• [Document excerpt]:
Last thing, @nwellnhof I noticed you made a few comments on outdated diffs, and intentionally didn't address these, can you make these comments again on the current diff?

I've had a lot of work today, and what little time I had to work on cmark I spent addressing this (very appreciated) review, I will make the agreed-upon changes tomorrow (I hope :)

Thanks!

@MathieuDuponchelle
Copy link
Contributor Author

MathieuDuponchelle commented Apr 27, 2016

I apologize for the noise here (though github should apologize really), I stick to a rebase workflow because I prefer having a clean history to work with, instead of piling up commits on top of my branch.

EDIT: seems it sort of fixed itself, at the time I wrote that github was displaying the original commits and their multiple new versions

@MathieuDuponchelle
Copy link
Contributor Author

I have addressed all the review comments, either correcting the issues that were pointed out or answering the comments.

This branch now installs a new public header "cmark_extension_api.h", separate from cmark.h, to be included and used by syntax extension writers.

Additionally, I've also separated the plugin loading and discovery code to its own commit, however after thinking back on it I'd really like @nwellnhof to come true on the windows port promise: this is a pretty important part of the functionality that you're asking me to take away from the branch, and you have pretty vehemently protested my proposal of using the GLib, which would have offered us a portable and well-tested plugin interface.

• [Exercises]:
1. Quote the stretch of the cmark review thread from "I have addressed" through "well-tested plugin interface.".
2. According to the cmark review thread, what new public header does the branch now install?
The data after the cmark review thread is separate material and is not part of it.

• [Available data]:
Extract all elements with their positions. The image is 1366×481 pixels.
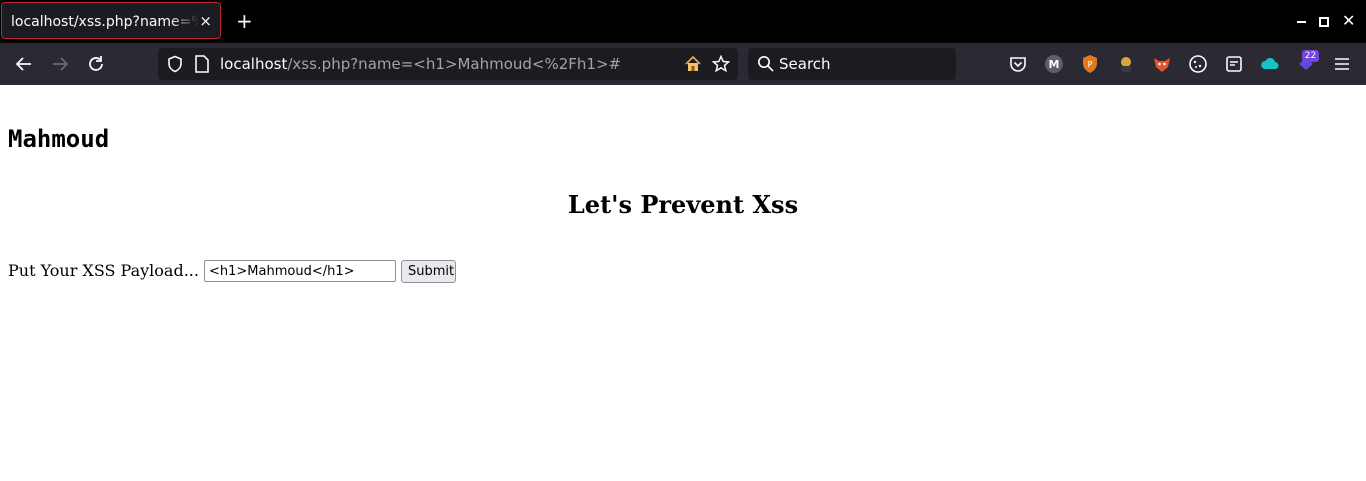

• [Answers to the tasks]:
1.
I have addressed all the review comments, either correcting the issues that were pointed out or answering the comments.

This branch now installs a new public header "cmark_extension_api.h", separate from cmark.h, to be included and used by syntax extension writers.

Additionally, I've also separated the plugin loading and discovery code to its own commit, however after thinking back on it I'd really like @nwellnhof to come true on the windows port promise: this is a pretty important part of the functionality that you're asking me to take away from the branch, and you have pretty vehemently protested my proposal of using the GLib, which would have offered us a portable and well-tested plugin interface.

2. The branch installs "cmark_extension_api.h", which is separate from cmark.h and is meant for syntax extension writers.